* [EXERCISE DETAILS] Read through the records below and copy each line that uses the word "color".

* [DATA SHOWN]
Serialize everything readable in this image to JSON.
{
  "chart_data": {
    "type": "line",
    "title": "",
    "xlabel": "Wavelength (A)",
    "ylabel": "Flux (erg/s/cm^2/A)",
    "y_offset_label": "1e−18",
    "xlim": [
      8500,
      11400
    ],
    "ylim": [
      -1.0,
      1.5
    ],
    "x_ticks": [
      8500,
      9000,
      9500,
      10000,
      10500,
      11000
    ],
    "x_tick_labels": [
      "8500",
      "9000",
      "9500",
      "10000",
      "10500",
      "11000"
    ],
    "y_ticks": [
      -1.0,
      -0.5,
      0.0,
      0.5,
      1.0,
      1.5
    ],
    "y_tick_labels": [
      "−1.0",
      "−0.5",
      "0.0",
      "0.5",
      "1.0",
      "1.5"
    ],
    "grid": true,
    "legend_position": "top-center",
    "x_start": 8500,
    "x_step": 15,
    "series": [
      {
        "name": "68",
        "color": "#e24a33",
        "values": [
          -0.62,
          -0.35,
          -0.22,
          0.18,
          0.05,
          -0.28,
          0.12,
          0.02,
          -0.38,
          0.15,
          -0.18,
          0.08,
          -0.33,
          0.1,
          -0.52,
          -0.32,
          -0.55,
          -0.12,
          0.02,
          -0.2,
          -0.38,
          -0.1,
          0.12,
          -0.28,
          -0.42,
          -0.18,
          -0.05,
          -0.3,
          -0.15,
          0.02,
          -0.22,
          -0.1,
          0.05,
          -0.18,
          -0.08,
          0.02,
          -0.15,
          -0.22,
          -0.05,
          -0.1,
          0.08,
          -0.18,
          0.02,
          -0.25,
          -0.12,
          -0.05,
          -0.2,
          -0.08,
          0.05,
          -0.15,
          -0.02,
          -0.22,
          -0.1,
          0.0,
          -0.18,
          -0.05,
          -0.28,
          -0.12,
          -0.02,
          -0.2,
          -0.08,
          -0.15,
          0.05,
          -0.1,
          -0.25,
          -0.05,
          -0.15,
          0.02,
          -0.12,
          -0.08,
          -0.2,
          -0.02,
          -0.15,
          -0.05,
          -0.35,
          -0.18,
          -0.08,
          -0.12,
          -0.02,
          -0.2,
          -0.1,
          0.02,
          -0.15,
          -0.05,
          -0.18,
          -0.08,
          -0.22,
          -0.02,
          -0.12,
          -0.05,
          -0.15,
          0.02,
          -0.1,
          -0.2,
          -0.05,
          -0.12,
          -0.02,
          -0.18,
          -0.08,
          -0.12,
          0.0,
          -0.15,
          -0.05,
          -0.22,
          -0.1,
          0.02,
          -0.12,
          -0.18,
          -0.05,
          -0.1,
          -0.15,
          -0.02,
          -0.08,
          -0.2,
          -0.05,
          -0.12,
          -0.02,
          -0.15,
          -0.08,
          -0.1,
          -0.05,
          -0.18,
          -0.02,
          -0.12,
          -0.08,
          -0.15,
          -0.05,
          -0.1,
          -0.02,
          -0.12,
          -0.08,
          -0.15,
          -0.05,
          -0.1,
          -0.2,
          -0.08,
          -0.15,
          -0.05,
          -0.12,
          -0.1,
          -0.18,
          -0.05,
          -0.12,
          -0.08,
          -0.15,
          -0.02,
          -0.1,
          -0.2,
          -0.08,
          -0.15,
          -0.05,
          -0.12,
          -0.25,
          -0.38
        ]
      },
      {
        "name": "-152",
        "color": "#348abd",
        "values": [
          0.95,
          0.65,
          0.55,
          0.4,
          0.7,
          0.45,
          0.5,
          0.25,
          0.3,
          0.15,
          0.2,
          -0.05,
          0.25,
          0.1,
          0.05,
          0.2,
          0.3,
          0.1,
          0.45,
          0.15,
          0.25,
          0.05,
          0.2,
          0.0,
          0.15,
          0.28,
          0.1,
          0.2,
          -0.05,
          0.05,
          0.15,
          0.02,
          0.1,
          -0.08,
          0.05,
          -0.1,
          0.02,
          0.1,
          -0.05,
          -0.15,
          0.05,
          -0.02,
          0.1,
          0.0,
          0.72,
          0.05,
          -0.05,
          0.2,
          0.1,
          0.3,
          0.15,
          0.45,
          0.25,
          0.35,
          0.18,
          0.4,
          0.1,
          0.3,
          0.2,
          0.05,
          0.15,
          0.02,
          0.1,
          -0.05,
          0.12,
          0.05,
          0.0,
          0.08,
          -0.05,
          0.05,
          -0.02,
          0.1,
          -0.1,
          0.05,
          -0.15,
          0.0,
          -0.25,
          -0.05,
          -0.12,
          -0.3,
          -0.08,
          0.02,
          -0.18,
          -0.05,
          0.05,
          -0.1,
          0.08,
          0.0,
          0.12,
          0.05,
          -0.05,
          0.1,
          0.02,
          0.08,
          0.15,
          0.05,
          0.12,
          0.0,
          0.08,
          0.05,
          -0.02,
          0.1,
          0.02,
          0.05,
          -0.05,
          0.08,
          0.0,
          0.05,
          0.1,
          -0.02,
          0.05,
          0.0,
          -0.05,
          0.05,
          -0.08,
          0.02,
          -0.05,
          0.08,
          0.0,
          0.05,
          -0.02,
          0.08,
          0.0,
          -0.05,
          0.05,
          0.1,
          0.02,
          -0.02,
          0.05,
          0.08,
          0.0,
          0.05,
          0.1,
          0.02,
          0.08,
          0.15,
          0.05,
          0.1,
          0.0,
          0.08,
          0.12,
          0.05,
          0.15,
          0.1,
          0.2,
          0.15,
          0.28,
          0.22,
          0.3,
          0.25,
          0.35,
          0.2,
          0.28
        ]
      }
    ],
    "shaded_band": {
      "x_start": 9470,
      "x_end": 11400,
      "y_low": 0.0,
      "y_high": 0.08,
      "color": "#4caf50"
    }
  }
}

* [EXERCISE RESPONSE]
        "color": "#e24a33",
        "color": "#348abd",
      "color": "#4caf50"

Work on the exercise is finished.